───── RECORDS PROVIDED ─────

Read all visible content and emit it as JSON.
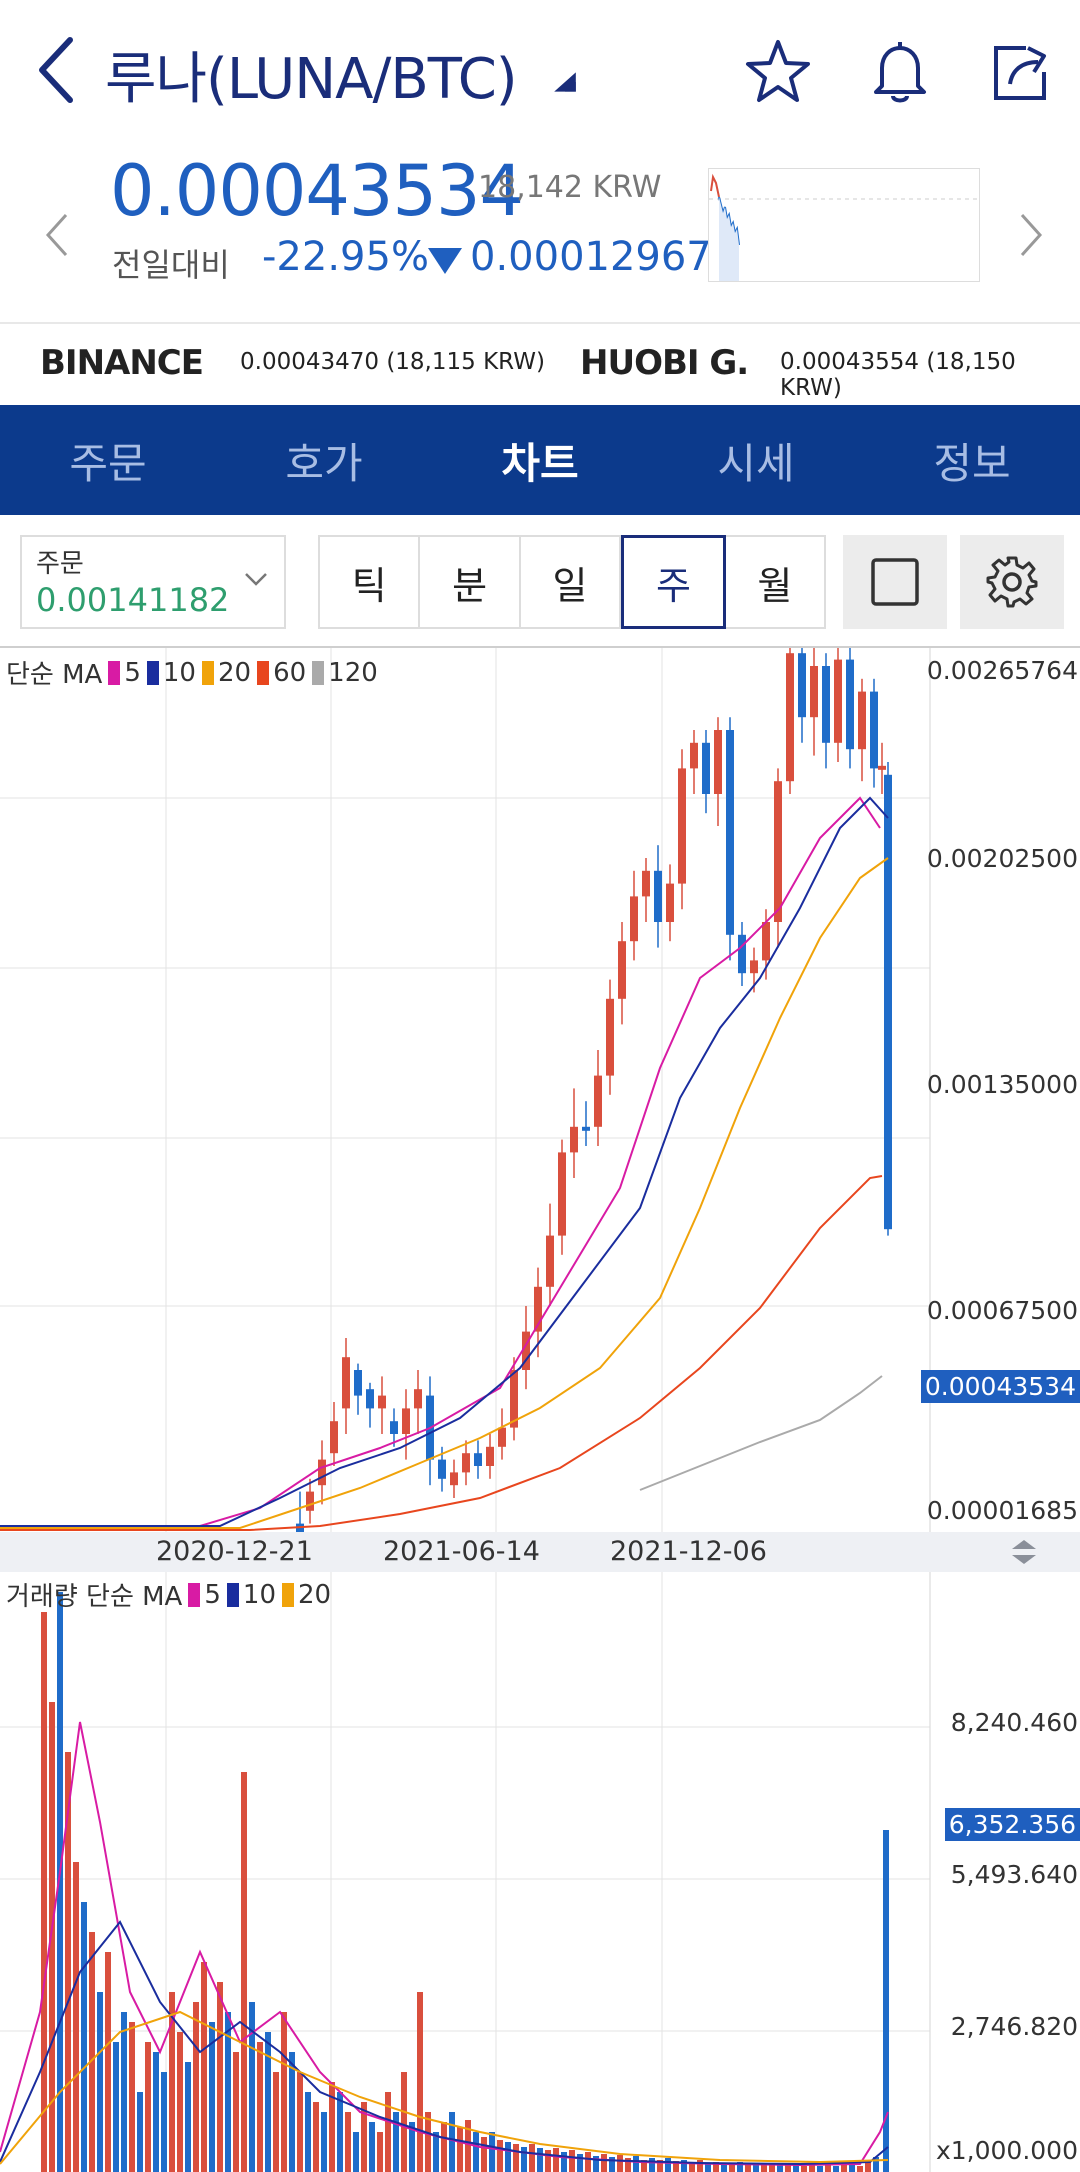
{
  "header": {
    "title": "루나(LUNA/BTC)",
    "icons": [
      "back-icon",
      "star-icon",
      "bell-icon",
      "share-icon"
    ]
  },
  "price": {
    "current": "0.00043534",
    "krw": "18,142 KRW",
    "change_label": "전일대비",
    "change_pct": "-22.95%",
    "change_val": "0.00012967",
    "down_color": "#1f5fbf"
  },
  "exchanges": [
    {
      "name": "BINANCE",
      "value": "0.00043470 (18,115 KRW)"
    },
    {
      "name": "HUOBI G.",
      "value": "0.00043554 (18,150 KRW)"
    }
  ],
  "tabs": [
    {
      "label": "주문",
      "active": false
    },
    {
      "label": "호가",
      "active": false
    },
    {
      "label": "차트",
      "active": true
    },
    {
      "label": "시세",
      "active": false
    },
    {
      "label": "정보",
      "active": false
    }
  ],
  "controls": {
    "order_label": "주문",
    "order_value": "0.00141182",
    "periods": [
      "틱",
      "분",
      "일",
      "주",
      "월"
    ],
    "active_period": "주"
  },
  "price_chart": {
    "legend_prefix": "단순 MA",
    "ma": [
      {
        "period": "5",
        "color": "#d81ba4"
      },
      {
        "period": "10",
        "color": "#1a2d9e"
      },
      {
        "period": "20",
        "color": "#f0a30a"
      },
      {
        "period": "60",
        "color": "#e8461e"
      },
      {
        "period": "120",
        "color": "#aaaaaa"
      }
    ],
    "y_labels": [
      "0.00265764",
      "0.00202500",
      "0.00135000",
      "0.00067500",
      "0.00001685"
    ],
    "current_label": "0.00043534",
    "x_labels": [
      "2020-12-21",
      "2021-06-14",
      "2021-12-06"
    ]
  },
  "volume_chart": {
    "legend_prefix": "거래량 단순 MA",
    "ma": [
      {
        "period": "5",
        "color": "#d81ba4"
      },
      {
        "period": "10",
        "color": "#1a2d9e"
      },
      {
        "period": "20",
        "color": "#f0a30a"
      }
    ],
    "y_labels": [
      "8,240.460",
      "5,493.640",
      "2,746.820"
    ],
    "current_label": "6,352.356",
    "bottom_label": "x1,000.000"
  },
  "colors": {
    "up": "#d94f3d",
    "down": "#1f6cc9",
    "brand": "#0c3a8c",
    "title": "#1a2d7a"
  }
}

─────

▶ [OBJECTIVE]
Quote the material word for word, dropping any images it holds.

▶ [IN RESPONSE]
Read all visible content and emit it as JSON.
{
  "header": {
    "title": "루나(LUNA/BTC)",
    "icons": [
      "back-icon",
      "star-icon",
      "bell-icon",
      "share-icon"
    ]
  },
  "price": {
    "current": "0.00043534",
    "krw": "18,142 KRW",
    "change_label": "전일대비",
    "change_pct": "-22.95%",
    "change_val": "0.00012967",
    "down_color": "#1f5fbf"
  },
  "exchanges": [
    {
      "name": "BINANCE",
      "value": "0.00043470 (18,115 KRW)"
    },
    {
      "name": "HUOBI G.",
      "value": "0.00043554 (18,150 KRW)"
    }
  ],
  "tabs": [
    {
      "label": "주문",
      "active": false
    },
    {
      "label": "호가",
      "active": false
    },
    {
      "label": "차트",
      "active": true
    },
    {
      "label": "시세",
      "active": false
    },
    {
      "label": "정보",
      "active": false
    }
  ],
  "controls": {
    "order_label": "주문",
    "order_value": "0.00141182",
    "periods": [
      "틱",
      "분",
      "일",
      "주",
      "월"
    ],
    "active_period": "주"
  },
  "price_chart": {
    "legend_prefix": "단순 MA",
    "ma": [
      {
        "period": "5",
        "color": "#d81ba4"
      },
      {
        "period": "10",
        "color": "#1a2d9e"
      },
      {
        "period": "20",
        "color": "#f0a30a"
      },
      {
        "period": "60",
        "color": "#e8461e"
      },
      {
        "period": "120",
        "color": "#aaaaaa"
      }
    ],
    "y_labels": [
      "0.00265764",
      "0.00202500",
      "0.00135000",
      "0.00067500",
      "0.00001685"
    ],
    "current_label": "0.00043534",
    "x_labels": [
      "2020-12-21",
      "2021-06-14",
      "2021-12-06"
    ]
  },
  "volume_chart": {
    "legend_prefix": "거래량 단순 MA",
    "ma": [
      {
        "period": "5",
        "color": "#d81ba4"
      },
      {
        "period": "10",
        "color": "#1a2d9e"
      },
      {
        "period": "20",
        "color": "#f0a30a"
      }
    ],
    "y_labels": [
      "8,240.460",
      "5,493.640",
      "2,746.820"
    ],
    "current_label": "6,352.356",
    "bottom_label": "x1,000.000"
  },
  "colors": {
    "up": "#d94f3d",
    "down": "#1f6cc9",
    "brand": "#0c3a8c",
    "title": "#1a2d7a"
  }
}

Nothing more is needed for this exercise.